## DIRECTION
In the records below, count every line containing "вагонов". Reply with the number only.

◆ ◆ ◆

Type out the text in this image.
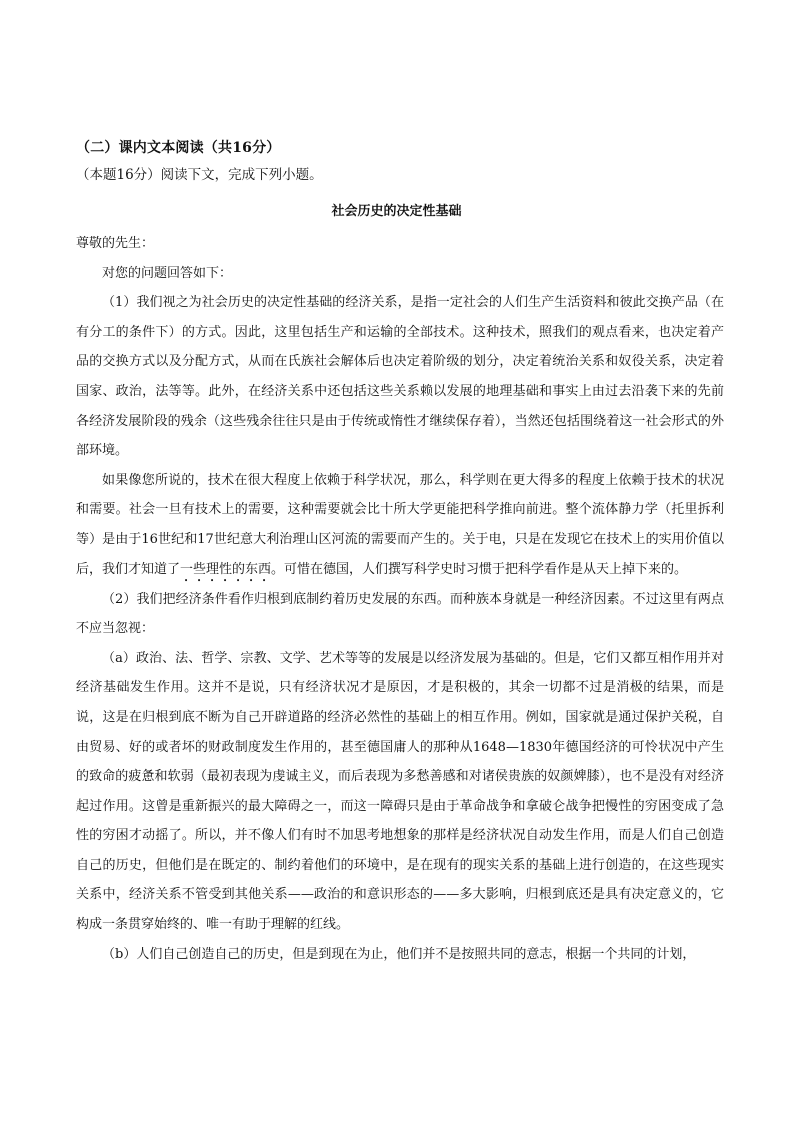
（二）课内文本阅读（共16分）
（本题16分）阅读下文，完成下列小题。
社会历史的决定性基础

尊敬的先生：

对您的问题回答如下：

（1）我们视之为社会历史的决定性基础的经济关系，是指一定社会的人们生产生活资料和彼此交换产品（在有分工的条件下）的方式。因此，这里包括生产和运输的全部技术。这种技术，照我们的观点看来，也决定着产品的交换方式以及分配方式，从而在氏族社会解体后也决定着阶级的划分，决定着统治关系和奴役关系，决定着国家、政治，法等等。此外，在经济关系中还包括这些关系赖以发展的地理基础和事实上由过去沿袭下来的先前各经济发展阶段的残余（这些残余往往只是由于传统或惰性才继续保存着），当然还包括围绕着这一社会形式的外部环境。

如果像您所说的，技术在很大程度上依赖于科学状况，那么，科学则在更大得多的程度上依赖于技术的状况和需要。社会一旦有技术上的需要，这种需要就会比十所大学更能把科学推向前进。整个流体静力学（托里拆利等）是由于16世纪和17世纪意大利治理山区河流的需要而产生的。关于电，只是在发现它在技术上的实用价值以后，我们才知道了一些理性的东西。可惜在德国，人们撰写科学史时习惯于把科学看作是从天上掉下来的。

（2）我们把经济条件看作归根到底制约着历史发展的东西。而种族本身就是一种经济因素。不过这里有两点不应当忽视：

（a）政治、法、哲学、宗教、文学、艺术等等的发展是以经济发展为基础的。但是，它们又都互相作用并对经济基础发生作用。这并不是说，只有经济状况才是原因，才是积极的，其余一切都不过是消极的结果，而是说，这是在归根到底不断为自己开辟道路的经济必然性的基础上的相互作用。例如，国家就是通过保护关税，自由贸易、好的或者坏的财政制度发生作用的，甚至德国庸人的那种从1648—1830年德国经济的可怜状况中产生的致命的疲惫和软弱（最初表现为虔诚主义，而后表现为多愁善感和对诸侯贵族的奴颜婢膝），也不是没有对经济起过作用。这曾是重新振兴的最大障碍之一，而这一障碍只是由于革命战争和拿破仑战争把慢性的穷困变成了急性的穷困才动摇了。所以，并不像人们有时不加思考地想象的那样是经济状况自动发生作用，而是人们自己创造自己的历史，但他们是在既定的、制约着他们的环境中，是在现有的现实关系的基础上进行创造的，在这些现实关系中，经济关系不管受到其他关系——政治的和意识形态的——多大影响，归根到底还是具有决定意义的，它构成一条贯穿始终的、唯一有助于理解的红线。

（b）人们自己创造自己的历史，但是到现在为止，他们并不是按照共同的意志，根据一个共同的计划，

◆ ◆ ◆

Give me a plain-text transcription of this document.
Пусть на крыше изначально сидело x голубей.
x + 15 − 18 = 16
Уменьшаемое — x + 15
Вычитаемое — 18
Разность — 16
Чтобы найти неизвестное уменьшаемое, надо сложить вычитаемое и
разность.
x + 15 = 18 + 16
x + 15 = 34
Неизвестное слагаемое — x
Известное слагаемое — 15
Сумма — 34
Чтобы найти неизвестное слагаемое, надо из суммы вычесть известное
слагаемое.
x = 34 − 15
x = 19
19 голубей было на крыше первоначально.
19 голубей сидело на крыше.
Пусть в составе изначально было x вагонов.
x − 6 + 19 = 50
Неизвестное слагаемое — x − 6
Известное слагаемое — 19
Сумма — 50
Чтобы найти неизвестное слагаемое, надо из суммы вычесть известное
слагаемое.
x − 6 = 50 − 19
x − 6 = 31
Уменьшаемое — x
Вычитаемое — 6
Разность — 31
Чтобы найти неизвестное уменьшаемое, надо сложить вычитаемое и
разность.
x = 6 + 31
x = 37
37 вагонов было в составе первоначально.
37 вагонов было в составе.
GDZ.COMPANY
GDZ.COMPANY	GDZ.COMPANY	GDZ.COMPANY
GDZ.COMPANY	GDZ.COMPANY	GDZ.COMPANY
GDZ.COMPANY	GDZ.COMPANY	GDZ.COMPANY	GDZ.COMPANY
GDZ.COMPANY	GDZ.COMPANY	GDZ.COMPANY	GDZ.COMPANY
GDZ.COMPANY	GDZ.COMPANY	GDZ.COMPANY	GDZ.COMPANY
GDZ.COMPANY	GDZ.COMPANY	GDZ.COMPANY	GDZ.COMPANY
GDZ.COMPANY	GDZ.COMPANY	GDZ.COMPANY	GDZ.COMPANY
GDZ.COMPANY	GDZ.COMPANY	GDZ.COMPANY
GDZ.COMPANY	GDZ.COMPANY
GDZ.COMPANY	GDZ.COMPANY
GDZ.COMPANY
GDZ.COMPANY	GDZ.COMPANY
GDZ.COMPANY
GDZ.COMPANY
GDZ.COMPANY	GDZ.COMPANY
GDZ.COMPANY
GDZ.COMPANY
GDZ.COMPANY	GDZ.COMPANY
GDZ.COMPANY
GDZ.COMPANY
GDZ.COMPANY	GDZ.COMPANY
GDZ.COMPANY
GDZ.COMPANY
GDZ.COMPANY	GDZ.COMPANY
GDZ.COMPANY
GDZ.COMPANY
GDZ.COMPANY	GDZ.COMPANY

◆ ◆ ◆

## RESULT OF THIS TASK
3